— begin —
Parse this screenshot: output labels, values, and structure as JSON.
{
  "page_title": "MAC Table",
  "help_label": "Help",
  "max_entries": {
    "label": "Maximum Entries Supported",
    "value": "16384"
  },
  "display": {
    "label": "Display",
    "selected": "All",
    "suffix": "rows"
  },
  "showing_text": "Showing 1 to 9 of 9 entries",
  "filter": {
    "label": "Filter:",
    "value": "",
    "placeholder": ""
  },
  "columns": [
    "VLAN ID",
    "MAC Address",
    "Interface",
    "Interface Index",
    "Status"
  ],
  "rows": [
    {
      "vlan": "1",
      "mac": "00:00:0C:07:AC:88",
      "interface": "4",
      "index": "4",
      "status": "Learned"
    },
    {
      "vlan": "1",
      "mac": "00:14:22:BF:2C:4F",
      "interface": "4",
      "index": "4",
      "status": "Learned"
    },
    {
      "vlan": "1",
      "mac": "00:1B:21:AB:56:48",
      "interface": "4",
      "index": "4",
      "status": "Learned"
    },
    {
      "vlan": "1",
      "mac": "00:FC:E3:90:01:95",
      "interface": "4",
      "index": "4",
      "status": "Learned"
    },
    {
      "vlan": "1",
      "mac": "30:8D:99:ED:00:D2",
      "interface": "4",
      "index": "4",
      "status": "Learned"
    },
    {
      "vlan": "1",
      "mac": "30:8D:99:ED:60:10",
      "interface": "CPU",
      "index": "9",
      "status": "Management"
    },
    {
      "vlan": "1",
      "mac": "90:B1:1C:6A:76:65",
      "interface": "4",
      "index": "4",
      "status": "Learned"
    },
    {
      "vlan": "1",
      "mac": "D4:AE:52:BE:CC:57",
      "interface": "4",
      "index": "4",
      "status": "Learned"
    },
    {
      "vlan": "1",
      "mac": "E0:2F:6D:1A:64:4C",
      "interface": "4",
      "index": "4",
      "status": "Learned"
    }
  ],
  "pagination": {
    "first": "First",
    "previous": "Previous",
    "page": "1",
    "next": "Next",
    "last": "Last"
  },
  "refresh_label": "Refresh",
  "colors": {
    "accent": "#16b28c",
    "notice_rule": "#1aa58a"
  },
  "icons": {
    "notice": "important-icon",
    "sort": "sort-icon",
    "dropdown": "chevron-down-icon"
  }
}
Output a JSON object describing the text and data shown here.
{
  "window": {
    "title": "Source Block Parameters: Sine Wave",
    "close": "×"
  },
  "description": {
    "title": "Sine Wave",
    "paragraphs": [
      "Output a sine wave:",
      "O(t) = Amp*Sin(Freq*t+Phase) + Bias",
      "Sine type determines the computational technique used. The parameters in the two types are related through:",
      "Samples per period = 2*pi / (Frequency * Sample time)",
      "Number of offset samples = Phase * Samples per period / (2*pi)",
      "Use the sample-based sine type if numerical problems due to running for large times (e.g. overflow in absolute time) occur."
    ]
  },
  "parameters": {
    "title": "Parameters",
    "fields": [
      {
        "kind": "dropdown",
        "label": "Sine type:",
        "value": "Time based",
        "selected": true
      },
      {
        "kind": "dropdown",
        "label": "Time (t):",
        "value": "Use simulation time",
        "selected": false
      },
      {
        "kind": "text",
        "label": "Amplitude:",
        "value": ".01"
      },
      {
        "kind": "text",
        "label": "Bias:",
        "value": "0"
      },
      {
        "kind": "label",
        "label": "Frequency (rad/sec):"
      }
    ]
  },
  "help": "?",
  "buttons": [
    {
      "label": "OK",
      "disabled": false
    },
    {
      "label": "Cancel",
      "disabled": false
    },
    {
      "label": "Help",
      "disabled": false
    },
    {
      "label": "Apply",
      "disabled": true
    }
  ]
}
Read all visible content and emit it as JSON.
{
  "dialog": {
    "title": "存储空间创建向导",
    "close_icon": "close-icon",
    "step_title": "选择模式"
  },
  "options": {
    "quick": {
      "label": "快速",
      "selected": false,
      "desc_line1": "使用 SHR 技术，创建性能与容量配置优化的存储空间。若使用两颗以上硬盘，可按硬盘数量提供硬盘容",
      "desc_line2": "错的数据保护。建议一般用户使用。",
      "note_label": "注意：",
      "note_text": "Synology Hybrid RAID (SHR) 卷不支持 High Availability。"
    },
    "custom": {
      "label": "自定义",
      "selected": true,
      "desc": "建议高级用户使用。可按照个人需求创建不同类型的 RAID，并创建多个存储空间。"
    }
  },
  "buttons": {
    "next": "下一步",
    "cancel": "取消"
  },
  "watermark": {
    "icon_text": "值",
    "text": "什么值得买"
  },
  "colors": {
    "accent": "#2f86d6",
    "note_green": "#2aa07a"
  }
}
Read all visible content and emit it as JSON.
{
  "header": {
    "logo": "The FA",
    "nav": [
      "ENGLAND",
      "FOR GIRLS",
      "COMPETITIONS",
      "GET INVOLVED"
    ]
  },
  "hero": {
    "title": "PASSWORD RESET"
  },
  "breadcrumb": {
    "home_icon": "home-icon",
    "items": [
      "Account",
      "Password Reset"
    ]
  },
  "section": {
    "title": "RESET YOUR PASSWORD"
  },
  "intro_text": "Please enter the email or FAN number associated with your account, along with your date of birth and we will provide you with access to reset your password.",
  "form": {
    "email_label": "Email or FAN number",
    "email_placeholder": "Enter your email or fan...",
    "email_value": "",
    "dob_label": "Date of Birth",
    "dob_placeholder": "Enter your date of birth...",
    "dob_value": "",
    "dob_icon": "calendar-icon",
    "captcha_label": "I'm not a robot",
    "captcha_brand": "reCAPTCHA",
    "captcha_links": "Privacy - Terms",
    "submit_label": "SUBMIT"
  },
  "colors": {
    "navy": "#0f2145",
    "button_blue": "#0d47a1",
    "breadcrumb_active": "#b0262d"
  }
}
— end —
▸ Brief: Write the number of lines containing the word "true" and nothing besides it.

▸ Solved problem: 3